▶ Given exercise: Transcribe the material below exactly as it appears.

──────── Given data ────────

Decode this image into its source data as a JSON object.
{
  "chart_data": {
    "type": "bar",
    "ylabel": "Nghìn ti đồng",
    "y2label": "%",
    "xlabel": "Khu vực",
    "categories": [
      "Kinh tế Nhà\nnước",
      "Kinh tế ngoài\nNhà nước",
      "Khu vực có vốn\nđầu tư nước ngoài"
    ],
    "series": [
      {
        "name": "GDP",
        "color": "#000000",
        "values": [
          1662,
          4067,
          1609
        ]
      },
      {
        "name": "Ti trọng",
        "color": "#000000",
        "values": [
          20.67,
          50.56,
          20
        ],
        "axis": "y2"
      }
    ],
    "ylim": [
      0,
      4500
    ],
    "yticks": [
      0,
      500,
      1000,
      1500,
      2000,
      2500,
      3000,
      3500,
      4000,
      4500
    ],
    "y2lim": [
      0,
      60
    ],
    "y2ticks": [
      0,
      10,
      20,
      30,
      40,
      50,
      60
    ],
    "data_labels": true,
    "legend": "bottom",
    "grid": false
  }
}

────────

▶ Complete response:
Decode this image into its source data as a JSON object.
{
  "chart_data": {
    "type": "bar",
    "ylabel": "Nghìn ti đồng",
    "y2label": "%",
    "xlabel": "Khu vực",
    "categories": [
      "Kinh tế Nhà\nnước",
      "Kinh tế ngoài\nNhà nước",
      "Khu vực có vốn\nđầu tư nước ngoài"
    ],
    "series": [
      {
        "name": "GDP",
        "color": "#000000",
        "values": [
          1662,
          4067,
          1609
        ]
      },
      {
        "name": "Ti trọng",
        "color": "#000000",
        "values": [
          20.67,
          50.56,
          20
        ],
        "axis": "y2"
      }
    ],
    "ylim": [
      0,
      4500
    ],
    "yticks": [
      0,
      500,
      1000,
      1500,
      2000,
      2500,
      3000,
      3500,
      4000,
      4500
    ],
    "y2lim": [
      0,
      60
    ],
    "y2ticks": [
      0,
      10,
      20,
      30,
      40,
      50,
      60
    ],
    "data_labels": true,
    "legend": "bottom",
    "grid": false
  }
}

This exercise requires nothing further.